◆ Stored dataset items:
========================================

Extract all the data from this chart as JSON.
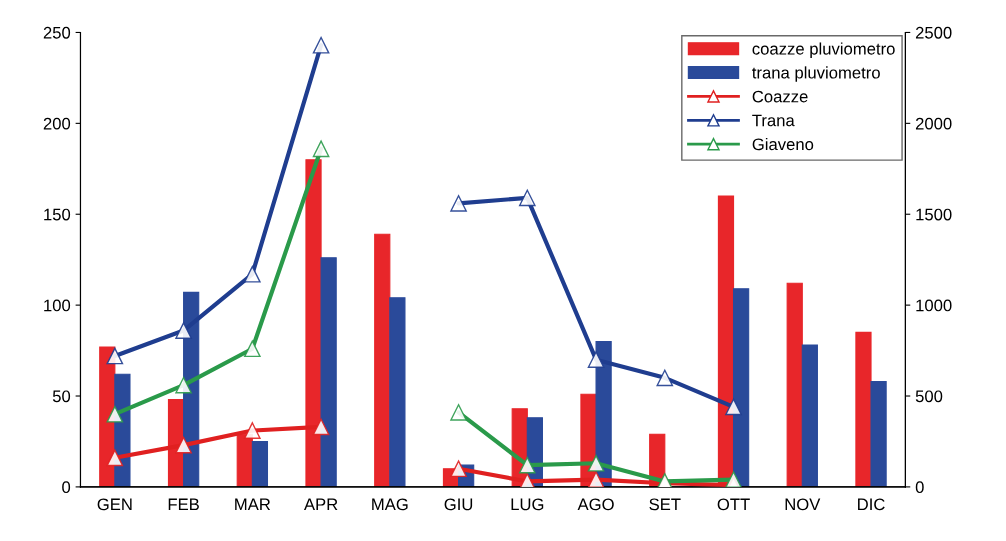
{
  "chart_data": {
    "type": "bar",
    "categories": [
      "GEN",
      "FEB",
      "MAR",
      "APR",
      "MAG",
      "GIU",
      "LUG",
      "AGO",
      "SET",
      "OTT",
      "NOV",
      "DIC"
    ],
    "series": [
      {
        "name": "coazze pluviometro",
        "color": "#e8262a",
        "values": [
          77,
          48,
          29,
          180,
          139,
          10,
          43,
          51,
          29,
          160,
          112,
          85
        ]
      },
      {
        "name": "trana pluviometro",
        "color": "#2a4a9a",
        "values": [
          62,
          107,
          25,
          126,
          104,
          12,
          38,
          80,
          null,
          109,
          78,
          58
        ]
      },
      {
        "name": "Coazze",
        "type": "line",
        "axis": "y2",
        "color": "#e02020",
        "values": [
          160,
          230,
          310,
          330,
          null,
          100,
          30,
          40,
          20,
          10,
          null,
          null
        ]
      },
      {
        "name": "Trana",
        "type": "line",
        "axis": "y2",
        "color": "#1f3d8f",
        "values": [
          720,
          860,
          1170,
          2430,
          null,
          1560,
          1590,
          700,
          600,
          440,
          null,
          null
        ]
      },
      {
        "name": "Giaveno",
        "type": "line",
        "axis": "y2",
        "color": "#2a9a4a",
        "values": [
          400,
          560,
          760,
          1860,
          null,
          410,
          120,
          130,
          30,
          40,
          null,
          null
        ]
      }
    ],
    "ylim": [
      0,
      250
    ],
    "yticks": [
      0,
      50,
      100,
      150,
      200,
      250
    ],
    "y2lim": [
      0,
      2500
    ],
    "y2ticks": [
      0,
      500,
      1000,
      1500,
      2000,
      2500
    ],
    "marker": "triangle",
    "line_style": "solid",
    "grid": false,
    "legend": "top right"
  }
}
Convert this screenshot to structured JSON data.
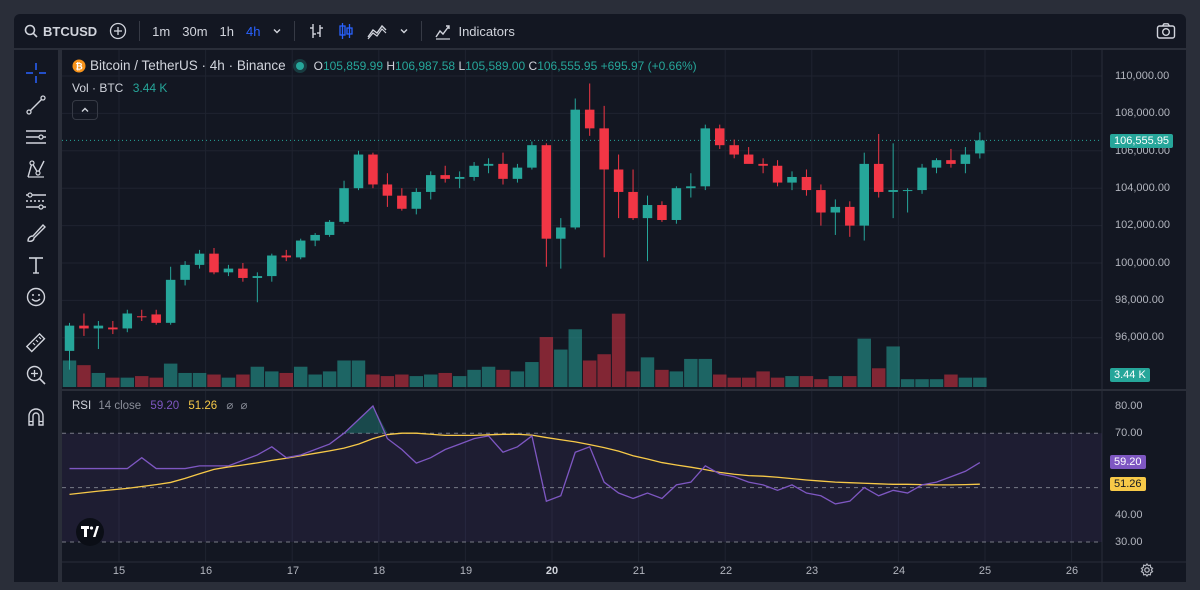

========================================

◆ Problem description: Using the listing above, pull out all lines that hold the word "this".

◆ Answer to the task:
Extract all the data from this chart as JSON.
Convert this screenshot to structured JSON data.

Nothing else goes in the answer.